| What you will do |
Your task is to output the listing word for word, with pictures excluded.
START
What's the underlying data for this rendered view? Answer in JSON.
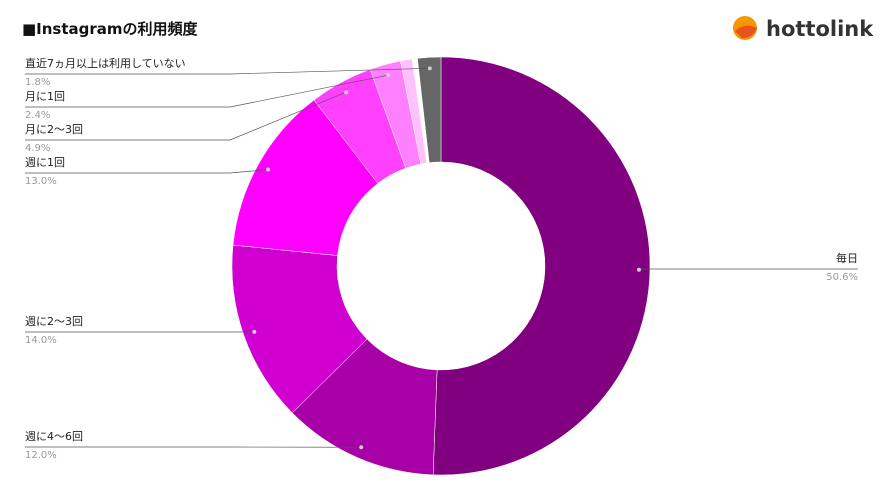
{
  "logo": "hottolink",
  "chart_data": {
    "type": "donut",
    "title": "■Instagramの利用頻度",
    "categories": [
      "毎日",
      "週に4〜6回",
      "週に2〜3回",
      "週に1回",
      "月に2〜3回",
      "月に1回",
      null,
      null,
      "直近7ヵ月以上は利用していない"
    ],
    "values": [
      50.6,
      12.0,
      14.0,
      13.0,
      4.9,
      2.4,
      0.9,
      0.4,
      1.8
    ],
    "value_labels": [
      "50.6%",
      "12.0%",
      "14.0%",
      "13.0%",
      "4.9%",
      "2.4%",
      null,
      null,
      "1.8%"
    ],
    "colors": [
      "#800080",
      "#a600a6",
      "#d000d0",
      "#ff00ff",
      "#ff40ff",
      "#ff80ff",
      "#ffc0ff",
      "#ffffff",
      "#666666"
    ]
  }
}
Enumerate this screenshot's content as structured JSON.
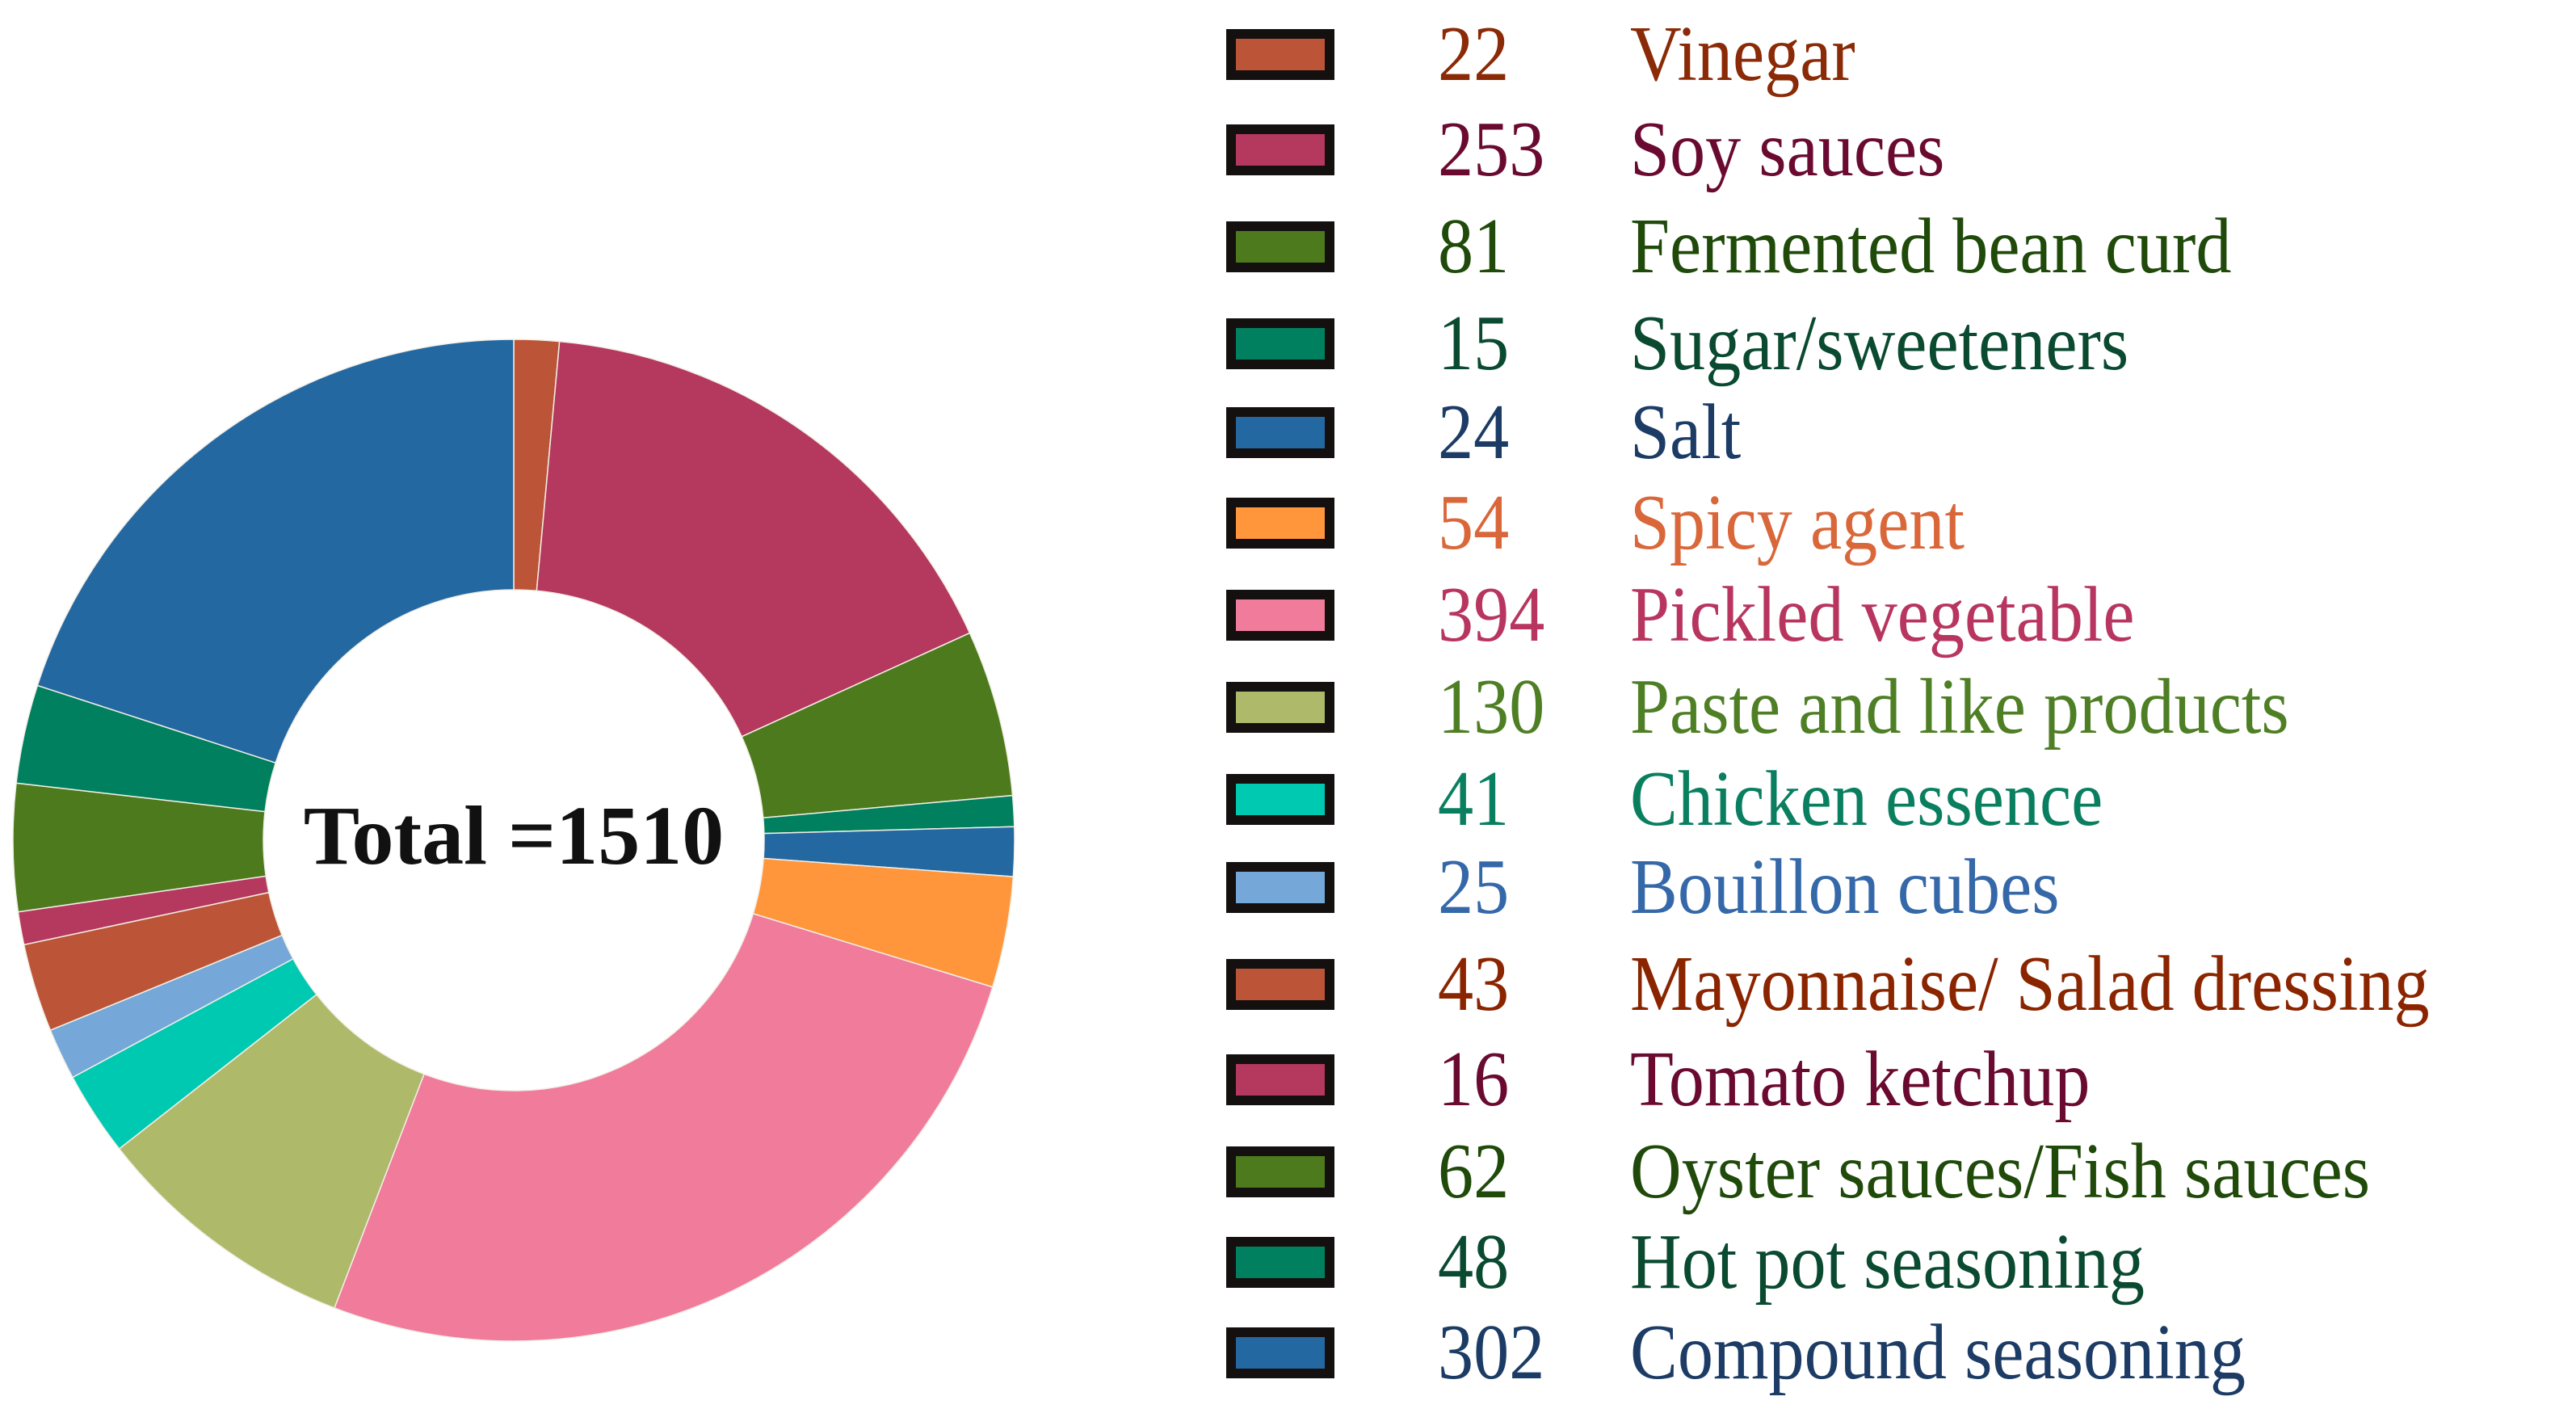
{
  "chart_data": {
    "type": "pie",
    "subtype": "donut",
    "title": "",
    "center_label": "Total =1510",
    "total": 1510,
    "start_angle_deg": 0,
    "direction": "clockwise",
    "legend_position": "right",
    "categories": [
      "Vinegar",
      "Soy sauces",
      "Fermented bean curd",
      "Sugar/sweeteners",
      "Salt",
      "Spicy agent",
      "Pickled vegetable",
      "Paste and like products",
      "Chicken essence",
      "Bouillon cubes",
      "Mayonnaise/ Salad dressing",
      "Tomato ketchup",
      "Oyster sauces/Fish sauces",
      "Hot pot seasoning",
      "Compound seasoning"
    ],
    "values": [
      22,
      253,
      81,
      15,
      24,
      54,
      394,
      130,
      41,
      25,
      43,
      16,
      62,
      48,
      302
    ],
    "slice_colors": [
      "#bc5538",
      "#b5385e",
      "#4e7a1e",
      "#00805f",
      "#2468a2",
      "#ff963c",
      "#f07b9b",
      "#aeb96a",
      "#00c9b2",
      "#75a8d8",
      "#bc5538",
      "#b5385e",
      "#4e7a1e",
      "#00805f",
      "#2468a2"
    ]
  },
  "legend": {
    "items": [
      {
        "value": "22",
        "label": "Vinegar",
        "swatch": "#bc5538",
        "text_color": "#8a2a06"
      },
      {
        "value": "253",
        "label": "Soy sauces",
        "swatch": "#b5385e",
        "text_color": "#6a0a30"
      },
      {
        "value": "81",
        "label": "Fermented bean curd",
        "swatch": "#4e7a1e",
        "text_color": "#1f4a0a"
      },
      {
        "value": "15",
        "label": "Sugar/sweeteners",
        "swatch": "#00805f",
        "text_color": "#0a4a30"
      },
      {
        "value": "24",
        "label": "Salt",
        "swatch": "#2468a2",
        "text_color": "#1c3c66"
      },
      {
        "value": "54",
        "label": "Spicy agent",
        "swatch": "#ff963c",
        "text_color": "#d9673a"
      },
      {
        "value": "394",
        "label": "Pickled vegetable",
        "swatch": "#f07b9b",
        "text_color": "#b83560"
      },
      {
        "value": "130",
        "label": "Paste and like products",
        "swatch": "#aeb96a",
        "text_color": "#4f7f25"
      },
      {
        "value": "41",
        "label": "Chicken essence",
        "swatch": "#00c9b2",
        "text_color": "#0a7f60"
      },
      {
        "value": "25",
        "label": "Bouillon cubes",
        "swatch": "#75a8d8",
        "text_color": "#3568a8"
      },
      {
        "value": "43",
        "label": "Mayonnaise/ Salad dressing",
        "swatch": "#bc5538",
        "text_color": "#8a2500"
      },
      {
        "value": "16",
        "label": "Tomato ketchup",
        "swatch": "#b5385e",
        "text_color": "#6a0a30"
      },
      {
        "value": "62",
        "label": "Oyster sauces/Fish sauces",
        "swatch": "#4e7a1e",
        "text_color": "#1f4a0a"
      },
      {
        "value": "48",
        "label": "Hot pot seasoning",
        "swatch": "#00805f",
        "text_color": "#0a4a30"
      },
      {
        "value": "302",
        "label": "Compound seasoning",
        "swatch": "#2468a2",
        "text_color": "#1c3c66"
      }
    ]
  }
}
END
| Exercise solution |
What's the underlying data for this rendered view? Answer in JSON.
{
  "logo": "hottolink",
  "chart_data": {
    "type": "donut",
    "title": "■Instagramの利用頻度",
    "categories": [
      "毎日",
      "週に4〜6回",
      "週に2〜3回",
      "週に1回",
      "月に2〜3回",
      "月に1回",
      null,
      null,
      "直近7ヵ月以上は利用していない"
    ],
    "values": [
      50.6,
      12.0,
      14.0,
      13.0,
      4.9,
      2.4,
      0.9,
      0.4,
      1.8
    ],
    "value_labels": [
      "50.6%",
      "12.0%",
      "14.0%",
      "13.0%",
      "4.9%",
      "2.4%",
      null,
      null,
      "1.8%"
    ],
    "colors": [
      "#800080",
      "#a600a6",
      "#d000d0",
      "#ff00ff",
      "#ff40ff",
      "#ff80ff",
      "#ffc0ff",
      "#ffffff",
      "#666666"
    ]
  }
}
Enumerate this screenshot's content as structured JSON.
{
  "chart_data": {
    "type": "pie",
    "subtype": "donut",
    "title": "",
    "center_label": "Total =1510",
    "total": 1510,
    "start_angle_deg": 0,
    "direction": "clockwise",
    "legend_position": "right",
    "categories": [
      "Vinegar",
      "Soy sauces",
      "Fermented bean curd",
      "Sugar/sweeteners",
      "Salt",
      "Spicy agent",
      "Pickled vegetable",
      "Paste and like products",
      "Chicken essence",
      "Bouillon cubes",
      "Mayonnaise/ Salad dressing",
      "Tomato ketchup",
      "Oyster sauces/Fish sauces",
      "Hot pot seasoning",
      "Compound seasoning"
    ],
    "values": [
      22,
      253,
      81,
      15,
      24,
      54,
      394,
      130,
      41,
      25,
      43,
      16,
      62,
      48,
      302
    ],
    "slice_colors": [
      "#bc5538",
      "#b5385e",
      "#4e7a1e",
      "#00805f",
      "#2468a2",
      "#ff963c",
      "#f07b9b",
      "#aeb96a",
      "#00c9b2",
      "#75a8d8",
      "#bc5538",
      "#b5385e",
      "#4e7a1e",
      "#00805f",
      "#2468a2"
    ]
  },
  "legend": {
    "items": [
      {
        "value": "22",
        "label": "Vinegar",
        "swatch": "#bc5538",
        "text_color": "#8a2a06"
      },
      {
        "value": "253",
        "label": "Soy sauces",
        "swatch": "#b5385e",
        "text_color": "#6a0a30"
      },
      {
        "value": "81",
        "label": "Fermented bean curd",
        "swatch": "#4e7a1e",
        "text_color": "#1f4a0a"
      },
      {
        "value": "15",
        "label": "Sugar/sweeteners",
        "swatch": "#00805f",
        "text_color": "#0a4a30"
      },
      {
        "value": "24",
        "label": "Salt",
        "swatch": "#2468a2",
        "text_color": "#1c3c66"
      },
      {
        "value": "54",
        "label": "Spicy agent",
        "swatch": "#ff963c",
        "text_color": "#d9673a"
      },
      {
        "value": "394",
        "label": "Pickled vegetable",
        "swatch": "#f07b9b",
        "text_color": "#b83560"
      },
      {
        "value": "130",
        "label": "Paste and like products",
        "swatch": "#aeb96a",
        "text_color": "#4f7f25"
      },
      {
        "value": "41",
        "label": "Chicken essence",
        "swatch": "#00c9b2",
        "text_color": "#0a7f60"
      },
      {
        "value": "25",
        "label": "Bouillon cubes",
        "swatch": "#75a8d8",
        "text_color": "#3568a8"
      },
      {
        "value": "43",
        "label": "Mayonnaise/ Salad dressing",
        "swatch": "#bc5538",
        "text_color": "#8a2500"
      },
      {
        "value": "16",
        "label": "Tomato ketchup",
        "swatch": "#b5385e",
        "text_color": "#6a0a30"
      },
      {
        "value": "62",
        "label": "Oyster sauces/Fish sauces",
        "swatch": "#4e7a1e",
        "text_color": "#1f4a0a"
      },
      {
        "value": "48",
        "label": "Hot pot seasoning",
        "swatch": "#00805f",
        "text_color": "#0a4a30"
      },
      {
        "value": "302",
        "label": "Compound seasoning",
        "swatch": "#2468a2",
        "text_color": "#1c3c66"
      }
    ]
  }
}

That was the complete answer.